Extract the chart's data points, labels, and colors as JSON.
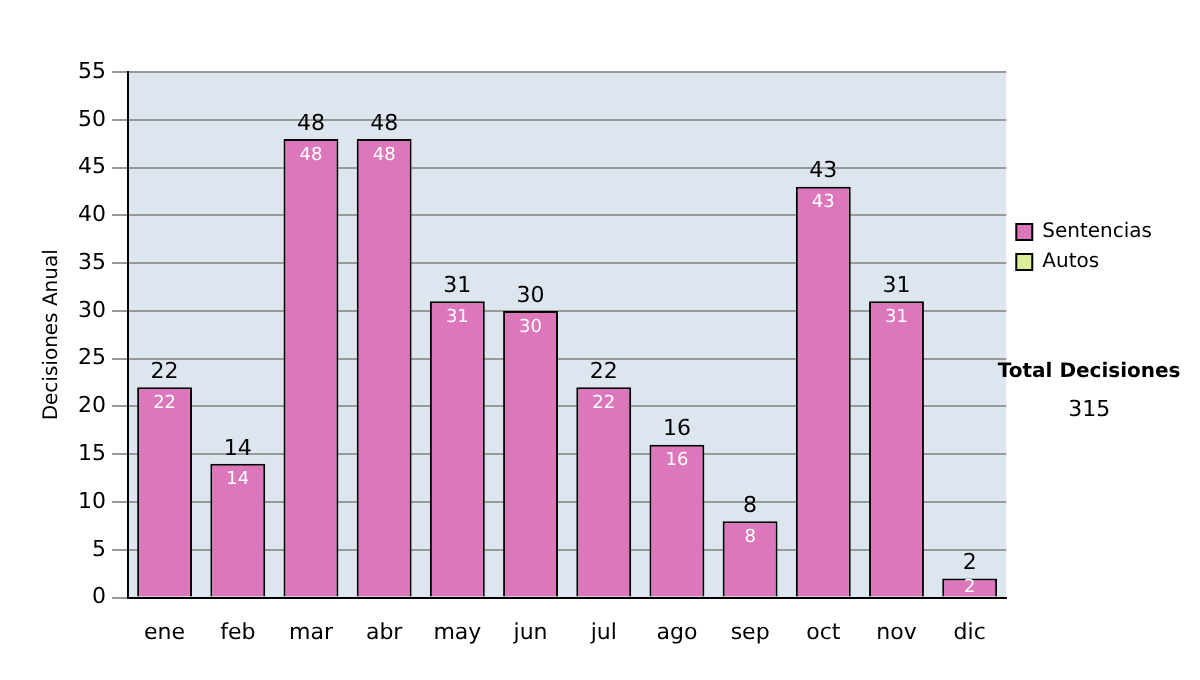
{
  "chart_data": {
    "type": "bar",
    "ylabel": "Decisiones Anual",
    "categories": [
      "ene",
      "feb",
      "mar",
      "abr",
      "may",
      "jun",
      "jul",
      "ago",
      "sep",
      "oct",
      "nov",
      "dic"
    ],
    "series": [
      {
        "name": "Sentencias",
        "color": "#dd77bb",
        "values": [
          22,
          14,
          48,
          48,
          31,
          30,
          22,
          16,
          8,
          43,
          31,
          2
        ]
      },
      {
        "name": "Autos",
        "color": "#ddee99",
        "values": [
          null,
          null,
          null,
          null,
          null,
          null,
          null,
          null,
          null,
          null,
          null,
          null
        ]
      }
    ],
    "stacked": true,
    "data_labels": true,
    "totals": [
      "22",
      "14",
      "48",
      "48",
      "31",
      "30",
      "22",
      "16",
      "8",
      "43",
      "31",
      "2"
    ],
    "ylim": [
      0,
      55
    ],
    "yticks": [
      0,
      5,
      10,
      15,
      20,
      25,
      30,
      35,
      40,
      45,
      50,
      55
    ],
    "grid": "y",
    "legend": "right",
    "annotations": [
      "Total Decisiones",
      "315"
    ]
  }
}
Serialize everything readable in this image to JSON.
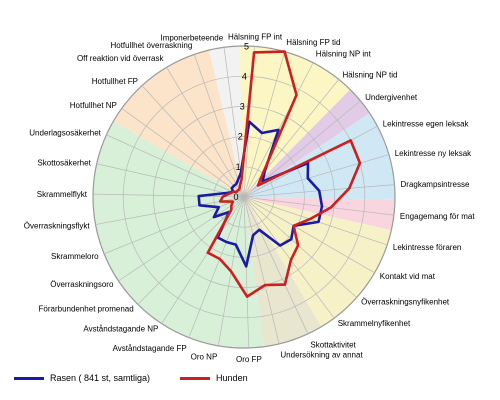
{
  "chart_data": {
    "type": "radar",
    "title": "",
    "rlim": [
      0,
      5
    ],
    "r_ticks": [
      "0",
      "1",
      "2",
      "3",
      "4",
      "5"
    ],
    "axes": [
      "Hälsning FP int",
      "Hälsning FP tid",
      "Hälsning NP int",
      "Hälsning NP tid",
      "Undergivenhet",
      "Lekintresse egen leksak",
      "Lekintresse ny leksak",
      "Dragkampsintresse",
      "Engagemang för mat",
      "Lekintresse föraren",
      "Kontakt vid mat",
      "Överraskningsnyfikenhet",
      "Skrammelnyfikenhet",
      "Skottaktivitet",
      "Undersökning av annat",
      "Oro FP",
      "Oro NP",
      "Avståndstagande FP",
      "Avståndstagande NP",
      "Förarbundenhet promenad",
      "Överraskningsoro",
      "Skrammeloro",
      "Överraskningsflykt",
      "Skrammelflykt",
      "Skottosäkerhet",
      "Underlagsosäkerhet",
      "Hotfullhet NP",
      "Hotfullhet FP",
      "Off reaktion vid överrask",
      "Hotfullhet överraskning",
      "Imponerbeteende"
    ],
    "series": [
      {
        "name": "Rasen ( 841 st, samtliga)",
        "values": [
          2.5,
          2.2,
          2.5,
          1.1,
          0.8,
          2.4,
          2.2,
          2.5,
          2.6,
          2.6,
          1.9,
          2.1,
          2.0,
          1.2,
          1.3,
          2.3,
          1.6,
          1.6,
          1.6,
          0.7,
          1.2,
          0.9,
          1.5,
          1.5,
          0.6,
          0.4,
          0.5,
          0.5,
          0.5,
          0.6,
          0.8
        ],
        "color": "#1a1aa6"
      },
      {
        "name": "Hunden",
        "values": [
          4.8,
          5.0,
          3.8,
          1.0,
          0.6,
          4.0,
          4.0,
          3.5,
          2.9,
          2.3,
          1.9,
          2.4,
          2.6,
          3.2,
          3.0,
          3.3,
          2.5,
          2.2,
          2.2,
          0.6,
          0.5,
          0.4,
          0.8,
          0.7,
          0.5,
          0.4,
          0.3,
          0.3,
          0.3,
          0.4,
          0.6
        ],
        "color": "#cc1f1f"
      }
    ],
    "category_colors": {
      "greeting": "#fbf6c4",
      "submission": "#e2cbe6",
      "play": "#cfe8f3",
      "food": "#f9d5df",
      "curiosity": "#f7f1c8",
      "activity": "#e8e6cf",
      "fear": "#d8f0d8",
      "aggression": "#fbe4c9",
      "bold": "#f2f2f2"
    },
    "grid": true,
    "legend_position": "bottom-left"
  },
  "legend": {
    "series1": "Rasen ( 841 st, samtliga)",
    "series2": "Hunden"
  }
}
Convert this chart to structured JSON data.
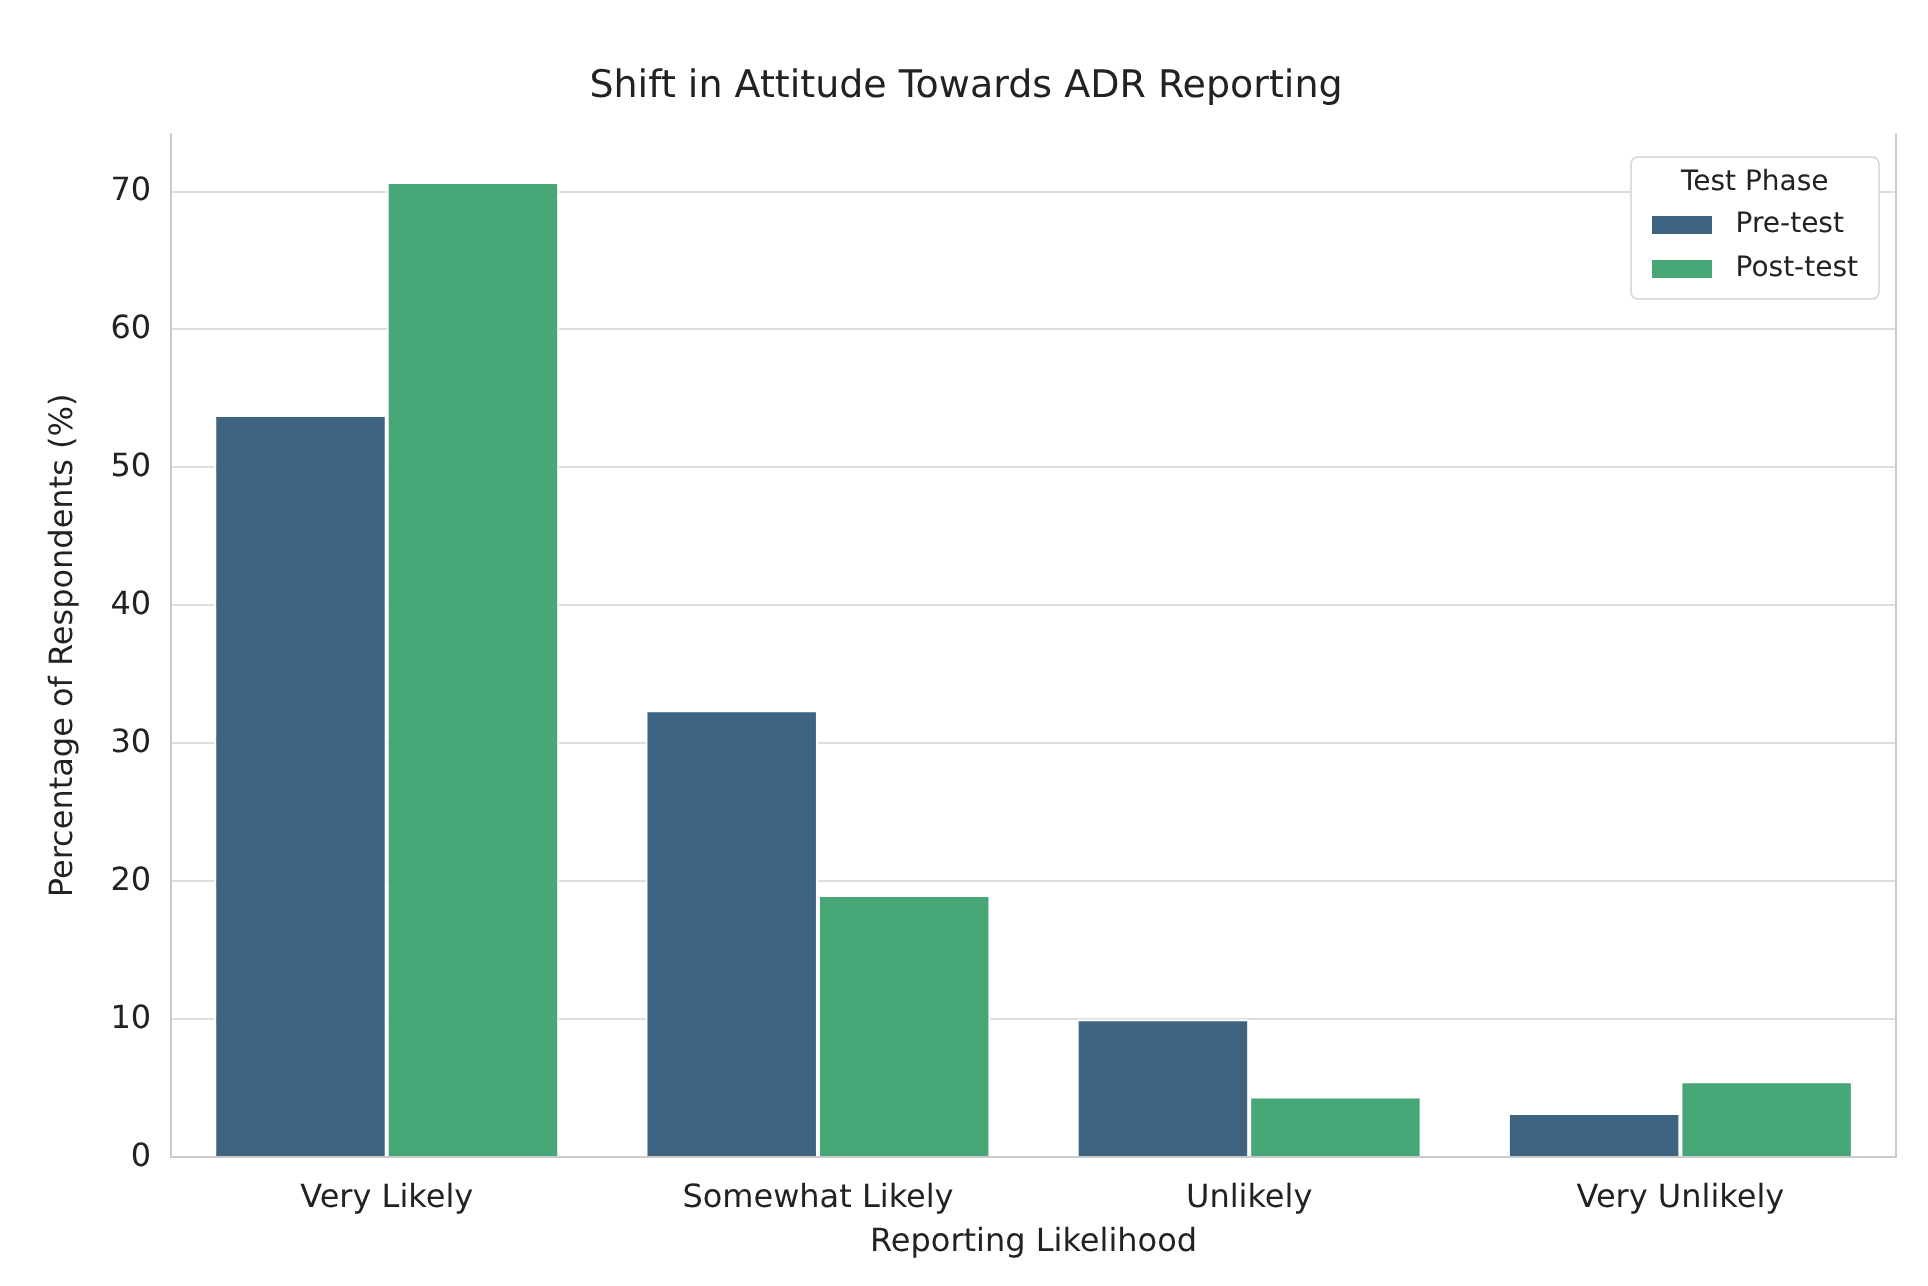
{
  "chart_data": {
    "type": "bar",
    "title": "Shift in Attitude Towards ADR Reporting",
    "xlabel": "Reporting Likelihood",
    "ylabel": "Percentage of Respondents (%)",
    "legend_title": "Test Phase",
    "categories": [
      "Very Likely",
      "Somewhat Likely",
      "Unlikely",
      "Very Unlikely"
    ],
    "series": [
      {
        "name": "Pre-test",
        "color": "#3e6482",
        "values": [
          53.8,
          32.4,
          10.0,
          3.2
        ]
      },
      {
        "name": "Post-test",
        "color": "#47a777",
        "values": [
          70.7,
          19.0,
          4.4,
          5.5
        ]
      }
    ],
    "ylim": [
      0,
      74.2
    ],
    "yticks": [
      0,
      10,
      20,
      30,
      40,
      50,
      60,
      70
    ],
    "grid": "y",
    "legend": "top right"
  }
}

★ ★ ★ ★

WHAT IS BEING ASKED
Go through the data above and transcribe it in full, omitting any image.

SOLUTION TO THIS TASK
Extract the chart's data points, labels, and colors as JSON.
{
  "chart_data": {
    "type": "bar",
    "ylabel": "Decisiones Anual",
    "categories": [
      "ene",
      "feb",
      "mar",
      "abr",
      "may",
      "jun",
      "jul",
      "ago",
      "sep",
      "oct",
      "nov",
      "dic"
    ],
    "series": [
      {
        "name": "Sentencias",
        "color": "#dd77bb",
        "values": [
          22,
          14,
          48,
          48,
          31,
          30,
          22,
          16,
          8,
          43,
          31,
          2
        ]
      },
      {
        "name": "Autos",
        "color": "#ddee99",
        "values": [
          null,
          null,
          null,
          null,
          null,
          null,
          null,
          null,
          null,
          null,
          null,
          null
        ]
      }
    ],
    "stacked": true,
    "data_labels": true,
    "totals": [
      "22",
      "14",
      "48",
      "48",
      "31",
      "30",
      "22",
      "16",
      "8",
      "43",
      "31",
      "2"
    ],
    "ylim": [
      0,
      55
    ],
    "yticks": [
      0,
      5,
      10,
      15,
      20,
      25,
      30,
      35,
      40,
      45,
      50,
      55
    ],
    "grid": "y",
    "legend": "right",
    "annotations": [
      "Total Decisiones",
      "315"
    ]
  }
}
Serialize everything readable in this image to JSON.
{
  "chart_data": {
    "type": "radar",
    "title": "",
    "rlim": [
      0,
      5
    ],
    "r_ticks": [
      "0",
      "1",
      "2",
      "3",
      "4",
      "5"
    ],
    "axes": [
      "Hälsning FP int",
      "Hälsning FP tid",
      "Hälsning NP int",
      "Hälsning NP tid",
      "Undergivenhet",
      "Lekintresse egen leksak",
      "Lekintresse ny leksak",
      "Dragkampsintresse",
      "Engagemang för mat",
      "Lekintresse föraren",
      "Kontakt vid mat",
      "Överraskningsnyfikenhet",
      "Skrammelnyfikenhet",
      "Skottaktivitet",
      "Undersökning av annat",
      "Oro FP",
      "Oro NP",
      "Avståndstagande FP",
      "Avståndstagande NP",
      "Förarbundenhet promenad",
      "Överraskningsoro",
      "Skrammeloro",
      "Överraskningsflykt",
      "Skrammelflykt",
      "Skottosäkerhet",
      "Underlagsosäkerhet",
      "Hotfullhet NP",
      "Hotfullhet FP",
      "Off reaktion vid överrask",
      "Hotfullhet överraskning",
      "Imponerbeteende"
    ],
    "series": [
      {
        "name": "Rasen ( 841 st, samtliga)",
        "values": [
          2.5,
          2.2,
          2.5,
          1.1,
          0.8,
          2.4,
          2.2,
          2.5,
          2.6,
          2.6,
          1.9,
          2.1,
          2.0,
          1.2,
          1.3,
          2.3,
          1.6,
          1.6,
          1.6,
          0.7,
          1.2,
          0.9,
          1.5,
          1.5,
          0.6,
          0.4,
          0.5,
          0.5,
          0.5,
          0.6,
          0.8
        ],
        "color": "#1a1aa6"
      },
      {
        "name": "Hunden",
        "values": [
          4.8,
          5.0,
          3.8,
          1.0,
          0.6,
          4.0,
          4.0,
          3.5,
          2.9,
          2.3,
          1.9,
          2.4,
          2.6,
          3.2,
          3.0,
          3.3,
          2.5,
          2.2,
          2.2,
          0.6,
          0.5,
          0.4,
          0.8,
          0.7,
          0.5,
          0.4,
          0.3,
          0.3,
          0.3,
          0.4,
          0.6
        ],
        "color": "#cc1f1f"
      }
    ],
    "category_colors": {
      "greeting": "#fbf6c4",
      "submission": "#e2cbe6",
      "play": "#cfe8f3",
      "food": "#f9d5df",
      "curiosity": "#f7f1c8",
      "activity": "#e8e6cf",
      "fear": "#d8f0d8",
      "aggression": "#fbe4c9",
      "bold": "#f2f2f2"
    },
    "grid": true,
    "legend_position": "bottom-left"
  },
  "legend": {
    "series1": "Rasen ( 841 st, samtliga)",
    "series2": "Hunden"
  }
}
Convert this chart to structured JSON data.
{
  "chart_data": {
    "type": "bar",
    "title": "Shift in Attitude Towards ADR Reporting",
    "xlabel": "Reporting Likelihood",
    "ylabel": "Percentage of Respondents (%)",
    "legend_title": "Test Phase",
    "categories": [
      "Very Likely",
      "Somewhat Likely",
      "Unlikely",
      "Very Unlikely"
    ],
    "series": [
      {
        "name": "Pre-test",
        "color": "#3e6482",
        "values": [
          53.8,
          32.4,
          10.0,
          3.2
        ]
      },
      {
        "name": "Post-test",
        "color": "#47a777",
        "values": [
          70.7,
          19.0,
          4.4,
          5.5
        ]
      }
    ],
    "ylim": [
      0,
      74.2
    ],
    "yticks": [
      0,
      10,
      20,
      30,
      40,
      50,
      60,
      70
    ],
    "grid": "y",
    "legend": "top right"
  }
}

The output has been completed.